What to work on — Output nothing but the number of lines that include the word "Clean".

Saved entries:
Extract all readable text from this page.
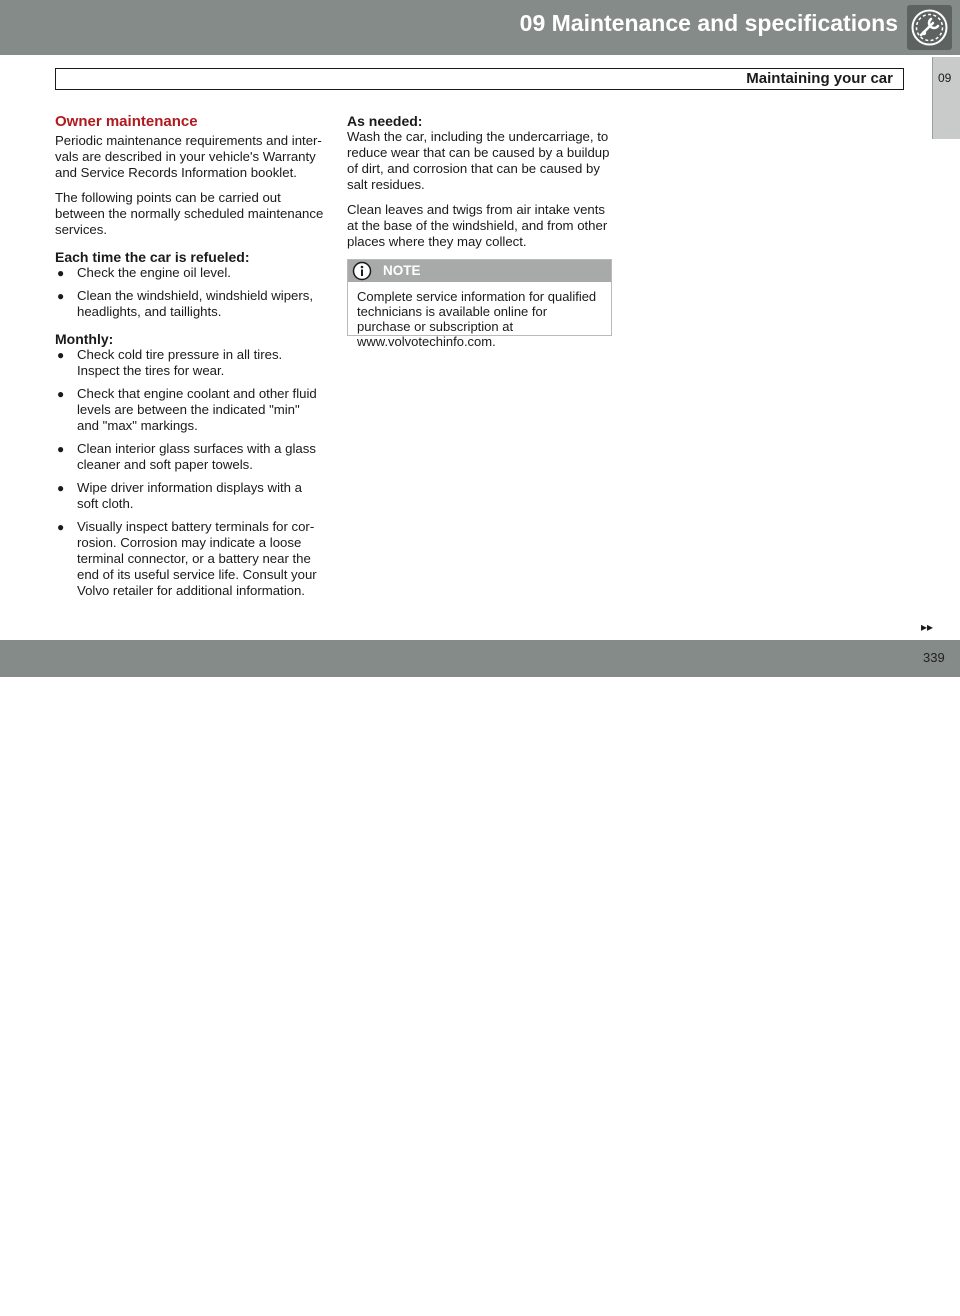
09 Maintenance and specifications
Maintaining your car	09
Owner maintenance

Periodic maintenance requirements and inter-vals are described in your vehicle's Warranty and Service Records Information booklet.

The following points can be carried out between the normally scheduled maintenance services.

Each time the car is refueled:
● Check the engine oil level.
● Clean the windshield, windshield wipers, headlights, and taillights.
Monthly:
● Check cold tire pressure in all tires. Inspect the tires for wear.
● Check that engine coolant and other fluid levels are between the indicated "min" and "max" markings.
● Clean interior glass surfaces with a glass cleaner and soft paper towels.
● Wipe driver information displays with a soft cloth.
● Visually inspect battery terminals for cor-rosion. Corrosion may indicate a loose terminal connector, or a battery near the end of its useful service life. Consult your Volvo retailer for additional information.
As needed:

Wash the car, including the undercarriage, to reduce wear that can be caused by a buildup of dirt, and corrosion that can be caused by salt residues.

Clean leaves and twigs from air intake vents at the base of the windshield, and from other places where they may collect.

NOTE
Complete service information for qualified technicians is available online for purchase or subscription at www.volvotechinfo.com.
▸▸
carmanualsonline.info
339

Result for this task — 3